- [INFORMATION SUPPLIED]
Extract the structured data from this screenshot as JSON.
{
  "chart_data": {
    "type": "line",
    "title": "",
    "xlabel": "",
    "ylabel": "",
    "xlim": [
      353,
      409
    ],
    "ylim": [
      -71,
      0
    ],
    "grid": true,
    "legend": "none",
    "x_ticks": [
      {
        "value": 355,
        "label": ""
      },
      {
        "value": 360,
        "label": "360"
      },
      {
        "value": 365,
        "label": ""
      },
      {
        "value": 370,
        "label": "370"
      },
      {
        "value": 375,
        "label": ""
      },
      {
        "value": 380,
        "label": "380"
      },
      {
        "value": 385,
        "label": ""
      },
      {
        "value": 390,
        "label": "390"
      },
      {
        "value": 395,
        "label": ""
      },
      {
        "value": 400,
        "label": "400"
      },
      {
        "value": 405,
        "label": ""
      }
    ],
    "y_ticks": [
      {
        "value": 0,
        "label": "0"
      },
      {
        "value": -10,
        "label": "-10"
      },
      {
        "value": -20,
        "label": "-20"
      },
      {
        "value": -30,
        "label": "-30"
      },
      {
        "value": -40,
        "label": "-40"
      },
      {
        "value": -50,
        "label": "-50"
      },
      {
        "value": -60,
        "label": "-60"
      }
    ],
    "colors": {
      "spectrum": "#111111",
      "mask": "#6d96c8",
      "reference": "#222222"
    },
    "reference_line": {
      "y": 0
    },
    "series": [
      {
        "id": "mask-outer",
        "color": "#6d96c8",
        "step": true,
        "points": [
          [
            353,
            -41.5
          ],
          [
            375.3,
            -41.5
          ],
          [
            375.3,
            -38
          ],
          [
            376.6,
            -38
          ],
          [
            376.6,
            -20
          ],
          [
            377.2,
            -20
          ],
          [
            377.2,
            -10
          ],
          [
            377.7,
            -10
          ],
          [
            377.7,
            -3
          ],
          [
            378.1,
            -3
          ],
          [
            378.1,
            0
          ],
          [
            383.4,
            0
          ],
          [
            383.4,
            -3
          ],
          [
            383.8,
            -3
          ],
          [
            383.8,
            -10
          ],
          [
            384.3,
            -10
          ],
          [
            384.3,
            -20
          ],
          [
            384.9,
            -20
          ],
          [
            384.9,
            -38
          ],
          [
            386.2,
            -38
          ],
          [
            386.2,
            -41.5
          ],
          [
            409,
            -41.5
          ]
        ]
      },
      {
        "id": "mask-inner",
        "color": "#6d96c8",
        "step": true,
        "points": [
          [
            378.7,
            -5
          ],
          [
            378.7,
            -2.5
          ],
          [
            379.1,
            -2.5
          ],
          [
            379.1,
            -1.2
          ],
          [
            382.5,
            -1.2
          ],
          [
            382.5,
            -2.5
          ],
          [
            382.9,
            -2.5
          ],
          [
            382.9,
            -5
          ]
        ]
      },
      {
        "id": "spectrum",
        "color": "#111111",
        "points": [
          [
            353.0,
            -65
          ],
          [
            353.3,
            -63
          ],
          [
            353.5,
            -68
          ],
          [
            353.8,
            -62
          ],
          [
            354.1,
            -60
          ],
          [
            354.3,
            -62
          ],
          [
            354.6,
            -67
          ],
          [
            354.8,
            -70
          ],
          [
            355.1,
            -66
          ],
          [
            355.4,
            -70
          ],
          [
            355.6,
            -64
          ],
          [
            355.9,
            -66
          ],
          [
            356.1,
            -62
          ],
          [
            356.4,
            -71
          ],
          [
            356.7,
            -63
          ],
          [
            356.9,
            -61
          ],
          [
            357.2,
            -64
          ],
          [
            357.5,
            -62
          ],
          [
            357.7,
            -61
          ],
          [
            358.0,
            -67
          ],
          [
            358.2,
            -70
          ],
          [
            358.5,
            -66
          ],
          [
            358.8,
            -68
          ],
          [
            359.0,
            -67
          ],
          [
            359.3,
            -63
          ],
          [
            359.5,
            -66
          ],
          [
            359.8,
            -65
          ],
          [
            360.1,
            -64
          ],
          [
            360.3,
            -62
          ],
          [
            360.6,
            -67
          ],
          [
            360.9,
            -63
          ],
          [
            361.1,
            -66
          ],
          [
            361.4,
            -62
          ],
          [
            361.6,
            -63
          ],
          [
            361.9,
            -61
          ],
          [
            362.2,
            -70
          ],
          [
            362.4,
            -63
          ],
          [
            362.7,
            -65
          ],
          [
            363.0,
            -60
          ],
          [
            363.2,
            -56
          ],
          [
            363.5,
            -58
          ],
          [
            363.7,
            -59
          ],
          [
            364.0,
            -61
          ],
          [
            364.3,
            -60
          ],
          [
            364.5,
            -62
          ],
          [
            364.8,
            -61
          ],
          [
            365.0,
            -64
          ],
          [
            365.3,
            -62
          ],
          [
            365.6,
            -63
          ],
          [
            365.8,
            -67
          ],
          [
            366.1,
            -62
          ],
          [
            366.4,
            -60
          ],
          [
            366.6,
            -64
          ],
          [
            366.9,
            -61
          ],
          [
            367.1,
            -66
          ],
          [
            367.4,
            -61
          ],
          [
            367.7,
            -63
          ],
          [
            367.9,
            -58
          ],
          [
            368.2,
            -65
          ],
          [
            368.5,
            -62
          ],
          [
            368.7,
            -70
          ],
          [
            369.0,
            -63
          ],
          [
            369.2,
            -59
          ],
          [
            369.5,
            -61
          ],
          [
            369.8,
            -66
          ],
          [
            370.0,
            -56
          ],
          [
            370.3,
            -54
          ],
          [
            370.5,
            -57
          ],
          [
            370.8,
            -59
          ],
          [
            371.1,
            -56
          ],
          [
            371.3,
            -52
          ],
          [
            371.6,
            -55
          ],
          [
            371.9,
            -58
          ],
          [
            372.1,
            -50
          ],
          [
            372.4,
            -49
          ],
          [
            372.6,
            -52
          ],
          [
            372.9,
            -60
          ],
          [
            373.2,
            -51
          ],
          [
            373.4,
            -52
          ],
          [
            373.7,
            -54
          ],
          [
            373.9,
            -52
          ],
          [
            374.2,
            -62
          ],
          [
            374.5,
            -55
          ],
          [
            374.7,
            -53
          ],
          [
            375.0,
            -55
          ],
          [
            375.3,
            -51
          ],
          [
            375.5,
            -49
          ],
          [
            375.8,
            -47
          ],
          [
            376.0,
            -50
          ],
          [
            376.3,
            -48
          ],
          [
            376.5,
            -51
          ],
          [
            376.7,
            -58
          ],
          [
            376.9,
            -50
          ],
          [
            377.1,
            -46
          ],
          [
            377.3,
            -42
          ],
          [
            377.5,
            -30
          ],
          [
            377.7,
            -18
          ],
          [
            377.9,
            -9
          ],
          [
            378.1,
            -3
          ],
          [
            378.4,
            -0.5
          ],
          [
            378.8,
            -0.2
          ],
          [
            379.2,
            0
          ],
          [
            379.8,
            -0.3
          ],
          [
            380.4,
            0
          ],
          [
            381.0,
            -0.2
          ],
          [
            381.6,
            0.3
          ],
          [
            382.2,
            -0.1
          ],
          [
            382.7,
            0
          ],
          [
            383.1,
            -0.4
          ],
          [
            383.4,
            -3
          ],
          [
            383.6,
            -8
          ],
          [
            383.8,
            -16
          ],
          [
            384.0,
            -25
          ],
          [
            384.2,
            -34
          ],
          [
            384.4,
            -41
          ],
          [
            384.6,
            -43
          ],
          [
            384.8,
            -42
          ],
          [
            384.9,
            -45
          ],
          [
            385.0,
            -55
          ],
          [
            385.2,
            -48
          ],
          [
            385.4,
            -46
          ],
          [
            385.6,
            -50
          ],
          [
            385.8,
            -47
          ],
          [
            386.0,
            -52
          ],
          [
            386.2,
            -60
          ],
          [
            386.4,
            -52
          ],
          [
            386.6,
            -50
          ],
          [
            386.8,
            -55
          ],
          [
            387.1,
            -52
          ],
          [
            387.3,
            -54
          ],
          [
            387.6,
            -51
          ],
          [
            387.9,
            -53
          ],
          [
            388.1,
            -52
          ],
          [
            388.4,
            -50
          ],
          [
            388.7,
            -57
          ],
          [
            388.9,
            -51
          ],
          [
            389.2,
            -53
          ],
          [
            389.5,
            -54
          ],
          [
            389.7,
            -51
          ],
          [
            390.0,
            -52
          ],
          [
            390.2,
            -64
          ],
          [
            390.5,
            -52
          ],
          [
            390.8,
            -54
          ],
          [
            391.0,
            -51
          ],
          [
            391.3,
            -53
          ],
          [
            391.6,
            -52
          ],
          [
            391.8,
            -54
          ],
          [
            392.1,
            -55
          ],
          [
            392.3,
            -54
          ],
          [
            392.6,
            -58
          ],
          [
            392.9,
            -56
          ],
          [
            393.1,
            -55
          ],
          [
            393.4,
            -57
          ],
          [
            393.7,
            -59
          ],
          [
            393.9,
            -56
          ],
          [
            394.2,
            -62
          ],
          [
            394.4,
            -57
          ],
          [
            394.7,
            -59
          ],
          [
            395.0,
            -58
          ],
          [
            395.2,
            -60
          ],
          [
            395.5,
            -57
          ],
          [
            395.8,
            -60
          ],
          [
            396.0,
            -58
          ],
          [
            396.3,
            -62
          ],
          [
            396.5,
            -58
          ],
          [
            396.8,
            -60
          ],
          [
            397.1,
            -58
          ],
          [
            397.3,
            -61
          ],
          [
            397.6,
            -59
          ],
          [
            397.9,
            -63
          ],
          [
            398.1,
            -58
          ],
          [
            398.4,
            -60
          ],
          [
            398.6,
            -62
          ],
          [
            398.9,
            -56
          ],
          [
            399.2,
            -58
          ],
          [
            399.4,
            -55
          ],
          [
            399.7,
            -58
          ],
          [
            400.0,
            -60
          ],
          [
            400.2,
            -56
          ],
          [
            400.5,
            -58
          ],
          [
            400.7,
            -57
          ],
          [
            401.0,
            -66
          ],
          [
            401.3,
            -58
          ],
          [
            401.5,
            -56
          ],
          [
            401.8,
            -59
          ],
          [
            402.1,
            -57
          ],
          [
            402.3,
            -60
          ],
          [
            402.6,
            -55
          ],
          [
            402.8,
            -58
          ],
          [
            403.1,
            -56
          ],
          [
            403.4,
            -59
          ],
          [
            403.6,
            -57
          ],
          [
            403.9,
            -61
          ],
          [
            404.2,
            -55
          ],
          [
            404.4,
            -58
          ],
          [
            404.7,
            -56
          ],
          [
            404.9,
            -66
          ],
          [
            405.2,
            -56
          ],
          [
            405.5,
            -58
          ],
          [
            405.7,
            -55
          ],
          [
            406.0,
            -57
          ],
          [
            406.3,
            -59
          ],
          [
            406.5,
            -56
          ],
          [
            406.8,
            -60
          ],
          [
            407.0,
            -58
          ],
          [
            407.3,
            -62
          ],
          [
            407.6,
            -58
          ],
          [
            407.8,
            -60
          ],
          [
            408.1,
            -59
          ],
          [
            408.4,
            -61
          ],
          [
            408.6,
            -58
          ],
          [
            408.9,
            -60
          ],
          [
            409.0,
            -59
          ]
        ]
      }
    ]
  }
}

- [WRITTEN INSTRUCTION] Looking at the entries above, state how many lines contain "mask"; give the number alone.

- [WRITTEN REPLY] 3